Tasks to carry out:
1 > In the rows, from the first line up to and including the line containing "y-axis-title: error - Pa xyxy=(20,107,34,189)", switch "y-tick-label" to "y-axis-tick" and leave everything else the same. Give back only those lines.
2 > Continue the excerpt on cement production from where it stops.

Page excerpt:

This study examines the environmental impact of cement production and its economic considerations and demonstrates an IoT-inspired deployment framework for continuously assessing these. The LCA and TEA in this study analyze emission and cost reduction opportunities from alternative manufacturing inputs in four different scenarios at a United States cement plant. In addition, the study demonstrates a practical approach to integrating sustainability into cement manufacturing with a deployment framework for the continuous assessment of cement production’s economic and environmental performance.

2. Materials and Methods

Digitalization and data-driven process optimization of cement manufacturing will help the industry better manage energy consumption and reduce emissions and raw material inefficiencies [11,12]. There has been improvement in sensors, data management, related Internet of Things (IoT) toolkits, and increased maturity levels of artificial intelligence. These, and the templatization of life cycle and techno-economic assessments, all contribute to a deployment framework for continuously assessing the economic and environmental impact of process improvements in cement manufacturing.
Advancing innovative near-zero emission production routes, and promoting material efficiency, are two of the key carbon-cutting strategies that would contribute the most to direct emission reductions in the Net Zero Scenario [13]. Near zero or net zero emission production of cement would require incorporating carbon capture in the production process, thereby increasing the cost of production. However, significant carbon emission reduction is possible by promoting material efficiency. This study explores material efficiency options in demonstrating the deployment framework using the Union Bridge, Maryland plant of Lehigh Cement (LC) as a case study. Heidelberg Cement of Germany wholly owns LC and has affiliations with technically advanced cement operations and construction-related materials activities. LC’s original plant was built in 1910 and has since undergone several modernizations, including replacing four long-dry kilns with one preheater/pre-calciner kiln system. At the time of this study, the LC plant in Union Bridge, Maryland, is transitioning from producing ordinary Portland cement to Portland-limestone cement, which uses innovative technology to increase limestone content and reduce clinker used. According to the manufacturer, the product called EcoCem®PLC (Lehigh Cement, Union Bridge, MD, USA) contains as much as 10% more limestone but performs equivalent to ordinary Portland cement in terms of concrete compressive, flexural strength, and durability [14].

Record list:

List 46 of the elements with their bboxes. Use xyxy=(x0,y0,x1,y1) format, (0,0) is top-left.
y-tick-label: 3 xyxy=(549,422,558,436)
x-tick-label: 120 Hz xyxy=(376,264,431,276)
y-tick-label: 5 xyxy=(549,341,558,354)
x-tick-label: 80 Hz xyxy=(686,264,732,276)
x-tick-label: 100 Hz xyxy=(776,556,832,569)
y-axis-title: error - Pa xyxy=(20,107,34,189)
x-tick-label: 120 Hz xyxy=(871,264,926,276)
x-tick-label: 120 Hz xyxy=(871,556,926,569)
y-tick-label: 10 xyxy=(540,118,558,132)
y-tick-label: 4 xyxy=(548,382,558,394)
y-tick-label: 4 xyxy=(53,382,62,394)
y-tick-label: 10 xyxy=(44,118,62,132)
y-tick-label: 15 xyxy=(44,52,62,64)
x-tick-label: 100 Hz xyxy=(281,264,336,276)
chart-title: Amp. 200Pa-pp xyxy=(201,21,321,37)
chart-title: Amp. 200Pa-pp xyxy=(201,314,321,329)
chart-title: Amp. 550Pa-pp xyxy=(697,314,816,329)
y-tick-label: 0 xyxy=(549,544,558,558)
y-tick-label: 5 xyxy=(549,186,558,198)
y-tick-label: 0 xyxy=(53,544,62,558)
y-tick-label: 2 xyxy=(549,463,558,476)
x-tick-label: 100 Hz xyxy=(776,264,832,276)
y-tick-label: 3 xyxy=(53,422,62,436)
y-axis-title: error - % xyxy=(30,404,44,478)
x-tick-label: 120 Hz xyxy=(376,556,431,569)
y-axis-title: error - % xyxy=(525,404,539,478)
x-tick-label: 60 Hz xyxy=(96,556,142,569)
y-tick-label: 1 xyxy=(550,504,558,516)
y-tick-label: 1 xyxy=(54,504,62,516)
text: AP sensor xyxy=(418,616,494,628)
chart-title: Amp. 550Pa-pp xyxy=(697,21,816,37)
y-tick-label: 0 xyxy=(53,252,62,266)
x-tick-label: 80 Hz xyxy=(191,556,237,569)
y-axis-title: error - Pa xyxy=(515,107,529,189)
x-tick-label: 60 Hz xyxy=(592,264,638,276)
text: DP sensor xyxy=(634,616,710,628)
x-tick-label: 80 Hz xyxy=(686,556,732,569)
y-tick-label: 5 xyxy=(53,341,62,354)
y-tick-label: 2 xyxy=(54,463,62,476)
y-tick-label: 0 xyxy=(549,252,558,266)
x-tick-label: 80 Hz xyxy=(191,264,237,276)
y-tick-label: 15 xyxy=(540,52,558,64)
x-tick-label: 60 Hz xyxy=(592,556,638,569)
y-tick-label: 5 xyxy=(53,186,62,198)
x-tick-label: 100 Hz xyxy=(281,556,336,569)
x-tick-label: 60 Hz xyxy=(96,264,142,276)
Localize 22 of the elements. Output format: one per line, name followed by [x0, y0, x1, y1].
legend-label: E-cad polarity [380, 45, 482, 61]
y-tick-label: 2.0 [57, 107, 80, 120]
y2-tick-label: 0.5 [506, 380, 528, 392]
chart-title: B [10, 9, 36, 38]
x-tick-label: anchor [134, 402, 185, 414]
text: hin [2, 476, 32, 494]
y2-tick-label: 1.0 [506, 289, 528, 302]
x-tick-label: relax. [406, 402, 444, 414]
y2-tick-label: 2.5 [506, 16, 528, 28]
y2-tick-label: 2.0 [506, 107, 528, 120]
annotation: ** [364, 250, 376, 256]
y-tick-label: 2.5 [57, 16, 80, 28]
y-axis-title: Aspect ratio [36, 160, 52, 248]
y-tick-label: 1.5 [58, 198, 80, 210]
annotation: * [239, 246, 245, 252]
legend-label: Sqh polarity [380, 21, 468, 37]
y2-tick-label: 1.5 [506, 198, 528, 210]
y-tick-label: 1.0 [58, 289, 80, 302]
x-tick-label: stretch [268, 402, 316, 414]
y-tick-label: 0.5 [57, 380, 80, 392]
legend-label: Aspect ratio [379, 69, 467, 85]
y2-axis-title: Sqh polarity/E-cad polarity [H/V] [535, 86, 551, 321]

Task responses:
1 >
List 46 of the elements with their bboxes. Use xyxy=(x0,y0,x1,y1) format, (0,0) is top-left.
y-axis-tick: 3 xyxy=(549,422,558,436)
x-tick-label: 120 Hz xyxy=(376,264,431,276)
y-axis-tick: 5 xyxy=(549,341,558,354)
x-tick-label: 80 Hz xyxy=(686,264,732,276)
x-tick-label: 100 Hz xyxy=(776,556,832,569)
y-axis-title: error - Pa xyxy=(20,107,34,189)

2 >
To demonstrate how the deployment framework can be leveraged for the continuous assessment and improvement of cement production’s economic and environmental impact, we review its production at the LC plant in Union Bridge under four scenarios, as listed in Table 1 below.
In the first two scenarios, thermal energy for producing ordinary Portland cement and Portland-limestone cement is provided by coal combustion. In comparison, in the other two scenarios, thermal energy is provided by the combustion of dried biosolids from processed sewage sludge. These scenarios were examined using the templates developed by the University of Michigan Global CO2 Initiative [15].

2.1. Life Cycle Assessment (LCA)

The international standard ISO 14040 defined LCA as a study of environmental and other potential impacts throughout a product’s life. The product’s life, often called ‘cradle-to-grave’, includes raw material acquisition, production, use, and disposal. Environmental impacts include resource use, human health, and ecological consequences [16]. A detailed assessment of the whole life of a product that serves as an input in another product can be complicated. As a result, many researchers in practice limit the LCA to the use phase, often called ‘cradle-to-gate’. The concept of LCA is based on a simplified system analysis. Therefore, meaningfully selecting and defining system boundaries are important albeit labor-intensive tasks within the LCA process. LCA can be applied to product development and improvement, public policy making, strategic planning, and marketing, amongst other direct applications. The main parts of the LCA are:
  • Goal and scope definition (including functional unit and system boundaries);
  • Life Cycle Inventory (LCI);
  • Life Cycle Impact Assessment (LCIA);
  • Interpretation.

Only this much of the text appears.